> [Instruction]: Exclude the pictures and reproduce the remaining data exactly as written.

(Lines of data)
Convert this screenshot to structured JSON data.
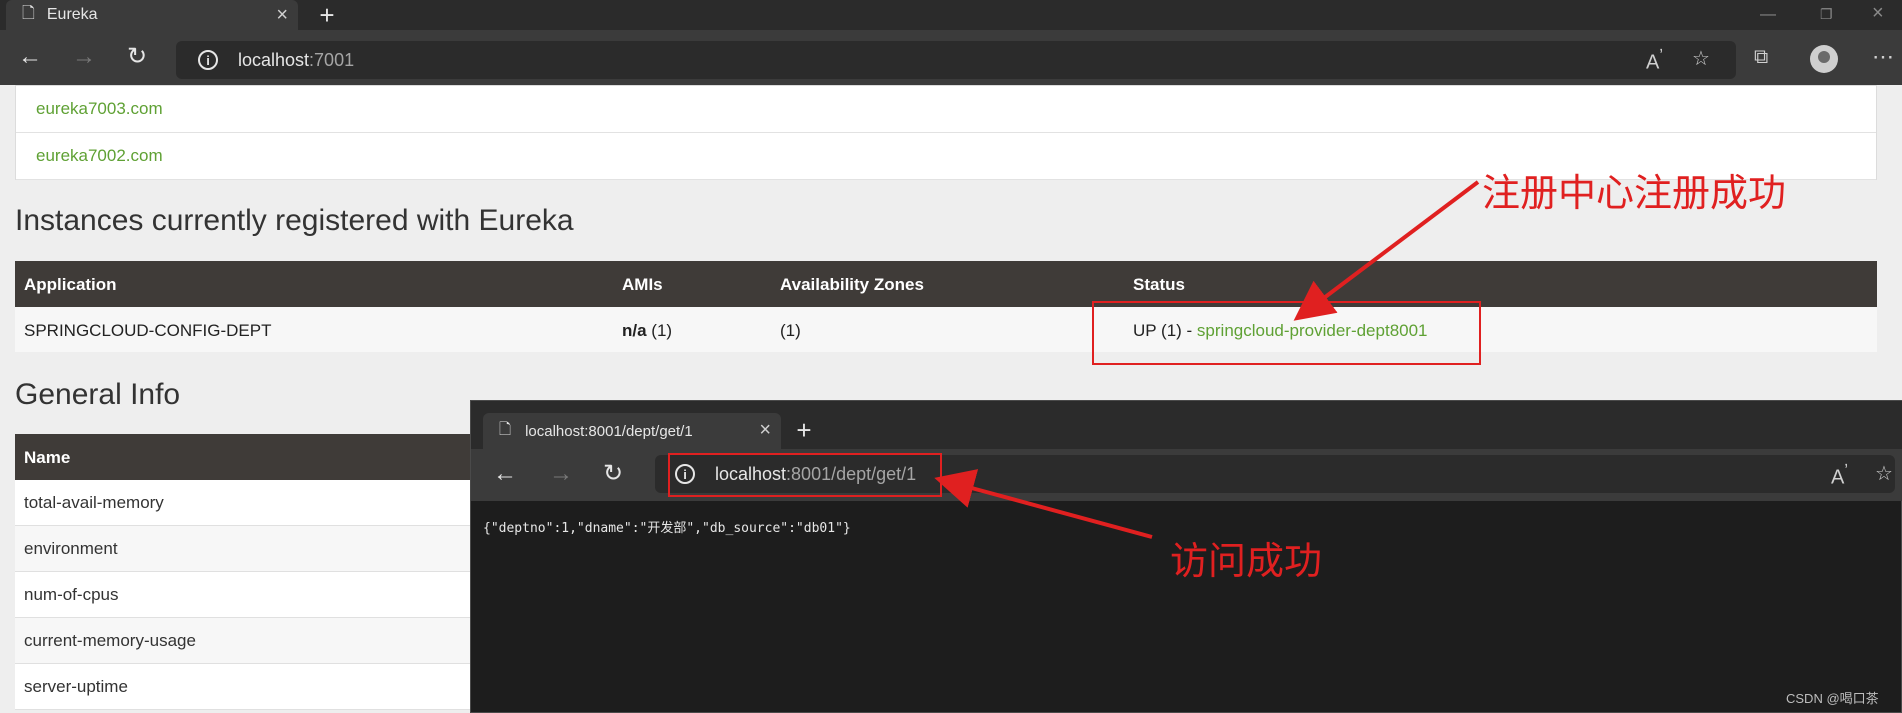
{
  "browser": {
    "tab_title": "Eureka",
    "address_host": "localhost",
    "address_port": ":7001"
  },
  "eureka_list": [
    "eureka7003.com",
    "eureka7002.com"
  ],
  "instances": {
    "heading": "Instances currently registered with Eureka",
    "columns": [
      "Application",
      "AMIs",
      "Availability Zones",
      "Status"
    ],
    "row": {
      "application": "SPRINGCLOUD-CONFIG-DEPT",
      "amis_bold": "n/a",
      "amis_count": " (1)",
      "zones": "(1)",
      "status_prefix": "UP (1) - ",
      "status_link": "springcloud-provider-dept8001"
    }
  },
  "general_info": {
    "heading": "General Info",
    "column": "Name",
    "rows": [
      "total-avail-memory",
      "environment",
      "num-of-cpus",
      "current-memory-usage",
      "server-uptime"
    ]
  },
  "second_window": {
    "tab_title": "localhost:8001/dept/get/1",
    "address_host": "localhost",
    "address_path": ":8001/dept/get/1",
    "body": "{\"deptno\":1,\"dname\":\"开发部\",\"db_source\":\"db01\"}"
  },
  "annotations": {
    "registered": "注册中心注册成功",
    "access_ok": "访问成功"
  },
  "watermark": "CSDN @喝口茶",
  "colors": {
    "link_green": "#5fa134",
    "annotation_red": "#e02020",
    "header_dark": "#3f3b38"
  }
}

> [Result of this exercise]:
Convert this screenshot to structured JSON data.
{
  "browser": {
    "tab_title": "Eureka",
    "address_host": "localhost",
    "address_port": ":7001"
  },
  "eureka_list": [
    "eureka7003.com",
    "eureka7002.com"
  ],
  "instances": {
    "heading": "Instances currently registered with Eureka",
    "columns": [
      "Application",
      "AMIs",
      "Availability Zones",
      "Status"
    ],
    "row": {
      "application": "SPRINGCLOUD-CONFIG-DEPT",
      "amis_bold": "n/a",
      "amis_count": " (1)",
      "zones": "(1)",
      "status_prefix": "UP (1) - ",
      "status_link": "springcloud-provider-dept8001"
    }
  },
  "general_info": {
    "heading": "General Info",
    "column": "Name",
    "rows": [
      "total-avail-memory",
      "environment",
      "num-of-cpus",
      "current-memory-usage",
      "server-uptime"
    ]
  },
  "second_window": {
    "tab_title": "localhost:8001/dept/get/1",
    "address_host": "localhost",
    "address_path": ":8001/dept/get/1",
    "body": "{\"deptno\":1,\"dname\":\"开发部\",\"db_source\":\"db01\"}"
  },
  "annotations": {
    "registered": "注册中心注册成功",
    "access_ok": "访问成功"
  },
  "watermark": "CSDN @喝口茶",
  "colors": {
    "link_green": "#5fa134",
    "annotation_red": "#e02020",
    "header_dark": "#3f3b38"
  }
}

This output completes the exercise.